__REQUIREMENT__. Recast the listing as a Markdown table with the columns "Row" and "Entry", starting with its first line and going on through the line that contains "atom [467,353,480,365]". Number each line in order and leave out any blank lines.

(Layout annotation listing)

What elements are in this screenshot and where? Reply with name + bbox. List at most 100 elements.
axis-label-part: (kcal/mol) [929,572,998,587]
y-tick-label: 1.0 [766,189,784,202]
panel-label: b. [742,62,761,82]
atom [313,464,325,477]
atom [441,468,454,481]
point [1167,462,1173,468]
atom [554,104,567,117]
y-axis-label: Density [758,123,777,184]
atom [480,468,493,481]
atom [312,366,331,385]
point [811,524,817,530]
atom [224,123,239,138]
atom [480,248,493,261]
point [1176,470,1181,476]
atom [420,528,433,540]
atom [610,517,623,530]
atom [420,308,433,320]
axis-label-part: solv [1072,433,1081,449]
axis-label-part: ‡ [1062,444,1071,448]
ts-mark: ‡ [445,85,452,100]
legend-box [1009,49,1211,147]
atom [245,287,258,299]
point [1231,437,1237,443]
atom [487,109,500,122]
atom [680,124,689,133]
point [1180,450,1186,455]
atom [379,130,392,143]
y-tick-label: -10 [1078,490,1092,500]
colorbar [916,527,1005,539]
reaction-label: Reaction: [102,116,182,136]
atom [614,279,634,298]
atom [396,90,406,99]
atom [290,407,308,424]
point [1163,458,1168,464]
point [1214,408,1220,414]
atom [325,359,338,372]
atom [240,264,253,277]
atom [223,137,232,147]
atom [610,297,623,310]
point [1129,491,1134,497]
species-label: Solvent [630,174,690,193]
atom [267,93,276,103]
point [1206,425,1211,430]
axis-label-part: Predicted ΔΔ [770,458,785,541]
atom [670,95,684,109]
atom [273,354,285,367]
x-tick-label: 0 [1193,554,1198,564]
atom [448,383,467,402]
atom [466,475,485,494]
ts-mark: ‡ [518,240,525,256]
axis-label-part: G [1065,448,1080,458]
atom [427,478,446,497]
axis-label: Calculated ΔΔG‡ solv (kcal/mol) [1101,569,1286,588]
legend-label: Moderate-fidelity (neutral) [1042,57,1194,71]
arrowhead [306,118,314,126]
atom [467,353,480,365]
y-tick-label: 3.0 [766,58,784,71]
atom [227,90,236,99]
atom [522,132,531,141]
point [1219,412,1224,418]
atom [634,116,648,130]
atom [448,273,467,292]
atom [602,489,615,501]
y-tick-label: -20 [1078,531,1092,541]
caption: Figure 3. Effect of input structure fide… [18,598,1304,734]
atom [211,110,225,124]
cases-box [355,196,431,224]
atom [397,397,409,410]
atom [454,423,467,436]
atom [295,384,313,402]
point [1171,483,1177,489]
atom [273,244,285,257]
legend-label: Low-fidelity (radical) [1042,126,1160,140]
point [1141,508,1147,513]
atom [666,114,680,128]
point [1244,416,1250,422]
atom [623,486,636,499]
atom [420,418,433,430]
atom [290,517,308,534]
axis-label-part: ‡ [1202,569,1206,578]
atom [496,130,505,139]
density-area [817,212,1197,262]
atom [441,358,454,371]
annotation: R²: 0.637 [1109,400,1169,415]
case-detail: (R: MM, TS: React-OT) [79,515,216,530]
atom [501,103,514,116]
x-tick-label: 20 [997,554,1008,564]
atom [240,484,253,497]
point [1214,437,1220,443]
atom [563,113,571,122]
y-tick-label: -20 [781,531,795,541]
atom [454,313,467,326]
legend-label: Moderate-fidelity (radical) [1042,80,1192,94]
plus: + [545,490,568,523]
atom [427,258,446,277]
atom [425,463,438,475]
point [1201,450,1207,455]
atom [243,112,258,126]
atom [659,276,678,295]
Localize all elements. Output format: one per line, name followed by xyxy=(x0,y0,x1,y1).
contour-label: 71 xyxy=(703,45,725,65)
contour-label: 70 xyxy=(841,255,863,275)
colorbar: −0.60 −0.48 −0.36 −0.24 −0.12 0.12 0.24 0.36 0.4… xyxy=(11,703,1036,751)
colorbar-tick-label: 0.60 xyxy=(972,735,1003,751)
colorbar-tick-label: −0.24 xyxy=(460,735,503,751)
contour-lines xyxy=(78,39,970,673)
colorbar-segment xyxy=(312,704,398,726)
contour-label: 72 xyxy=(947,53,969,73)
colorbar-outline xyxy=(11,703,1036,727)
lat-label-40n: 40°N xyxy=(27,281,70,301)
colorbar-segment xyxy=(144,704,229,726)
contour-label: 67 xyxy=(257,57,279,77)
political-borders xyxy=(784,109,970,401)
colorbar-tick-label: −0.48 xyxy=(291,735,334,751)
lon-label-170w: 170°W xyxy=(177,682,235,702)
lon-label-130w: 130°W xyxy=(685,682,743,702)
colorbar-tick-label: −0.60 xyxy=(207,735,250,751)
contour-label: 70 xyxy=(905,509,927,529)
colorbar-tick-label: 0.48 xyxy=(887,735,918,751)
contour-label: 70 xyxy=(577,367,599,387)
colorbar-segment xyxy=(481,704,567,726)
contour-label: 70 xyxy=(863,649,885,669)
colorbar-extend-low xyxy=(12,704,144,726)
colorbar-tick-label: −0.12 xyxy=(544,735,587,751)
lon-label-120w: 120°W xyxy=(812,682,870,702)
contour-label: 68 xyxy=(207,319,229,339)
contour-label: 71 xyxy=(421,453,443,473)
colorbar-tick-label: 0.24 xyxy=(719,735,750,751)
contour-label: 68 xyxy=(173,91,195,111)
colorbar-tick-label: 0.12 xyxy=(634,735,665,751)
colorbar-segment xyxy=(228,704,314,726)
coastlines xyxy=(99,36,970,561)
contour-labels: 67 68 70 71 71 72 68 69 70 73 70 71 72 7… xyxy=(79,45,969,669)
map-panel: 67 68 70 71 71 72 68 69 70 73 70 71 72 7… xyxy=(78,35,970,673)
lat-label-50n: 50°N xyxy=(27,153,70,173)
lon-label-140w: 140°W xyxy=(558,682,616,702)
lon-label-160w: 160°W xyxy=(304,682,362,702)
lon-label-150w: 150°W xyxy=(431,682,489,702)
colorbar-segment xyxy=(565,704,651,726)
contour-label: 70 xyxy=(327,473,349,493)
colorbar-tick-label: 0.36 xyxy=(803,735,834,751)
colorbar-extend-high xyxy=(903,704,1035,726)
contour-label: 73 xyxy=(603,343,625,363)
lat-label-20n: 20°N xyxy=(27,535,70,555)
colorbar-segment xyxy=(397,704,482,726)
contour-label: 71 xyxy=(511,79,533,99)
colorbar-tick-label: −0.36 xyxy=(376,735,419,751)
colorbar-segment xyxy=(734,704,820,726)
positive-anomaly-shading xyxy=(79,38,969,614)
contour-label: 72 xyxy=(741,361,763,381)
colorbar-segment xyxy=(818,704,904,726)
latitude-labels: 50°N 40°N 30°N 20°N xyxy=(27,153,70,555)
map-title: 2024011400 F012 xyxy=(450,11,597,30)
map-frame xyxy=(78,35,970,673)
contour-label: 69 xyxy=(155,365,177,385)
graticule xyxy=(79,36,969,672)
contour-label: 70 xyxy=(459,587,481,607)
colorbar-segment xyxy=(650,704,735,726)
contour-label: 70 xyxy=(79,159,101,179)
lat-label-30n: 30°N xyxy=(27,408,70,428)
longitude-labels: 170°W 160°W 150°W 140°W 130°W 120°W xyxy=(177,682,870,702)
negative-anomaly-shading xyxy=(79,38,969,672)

__SOLVED PROBLEM__.
| Row | Entry |
|---|---|
| 1 | What elements are in this screenshot and where? Reply with name + bbox. List at most 100 elements. |
| 2 | axis-label-part: (kcal/mol) [929,572,998,587] |
| 3 | y-tick-label: 1.0 [766,189,784,202] |
| 4 | panel-label: b. [742,62,761,82] |
| 5 | atom [313,464,325,477] |
| 6 | atom [441,468,454,481] |
| 7 | point [1167,462,1173,468] |
| 8 | atom [554,104,567,117] |
| 9 | y-axis-label: Density [758,123,777,184] |
| 10 | atom [480,468,493,481] |
| 11 | atom [312,366,331,385] |
| 12 | point [811,524,817,530] |
| 13 | atom [224,123,239,138] |
| 14 | atom [480,248,493,261] |
| 15 | point [1176,470,1181,476] |
| 16 | atom [420,528,433,540] |
| 17 | atom [610,517,623,530] |
| 18 | atom [420,308,433,320] |
| 19 | axis-label-part: solv [1072,433,1081,449] |
| 20 | axis-label-part: ‡ [1062,444,1071,448] |
| 21 | ts-mark: ‡ [445,85,452,100] |
| 22 | legend-box [1009,49,1211,147] |
| 23 | atom [245,287,258,299] |
| 24 | point [1231,437,1237,443] |
| 25 | atom [487,109,500,122] |
| 26 | atom [680,124,689,133] |
| 27 | point [1180,450,1186,455] |
| 28 | atom [379,130,392,143] |
| 29 | y-tick-label: -10 [1078,490,1092,500] |
| 30 | colorbar [916,527,1005,539] |
| 31 | reaction-label: Reaction: [102,116,182,136] |
| 32 | atom [614,279,634,298] |
| 33 | atom [396,90,406,99] |
| 34 | atom [290,407,308,424] |
| 35 | point [1163,458,1168,464] |
| 36 | point [1214,408,1220,414] |
| 37 | atom [325,359,338,372] |
| 38 | atom [240,264,253,277] |
| 39 | atom [223,137,232,147] |
| 40 | atom [610,297,623,310] |
| 41 | point [1129,491,1134,497] |
| 42 | species-label: Solvent [630,174,690,193] |
| 43 | atom [267,93,276,103] |
| 44 | point [1206,425,1211,430] |
| 45 | axis-label-part: Predicted ΔΔ [770,458,785,541] |
| 46 | atom [670,95,684,109] |
| 47 | atom [273,354,285,367] |
| 48 | x-tick-label: 0 [1193,554,1198,564] |
| 49 | atom [448,383,467,402] |
| 50 | atom [466,475,485,494] |
| 51 | ts-mark: ‡ [518,240,525,256] |
| 52 | axis-label-part: G [1065,448,1080,458] |
| 53 | atom [427,478,446,497] |
| 54 | axis-label: Calculated ΔΔG‡ solv (kcal/mol) [1101,569,1286,588] |
| 55 | legend-label: Moderate-fidelity (neutral) [1042,57,1194,71] |
| 56 | arrowhead [306,118,314,126] |
| 57 | atom [467,353,480,365] |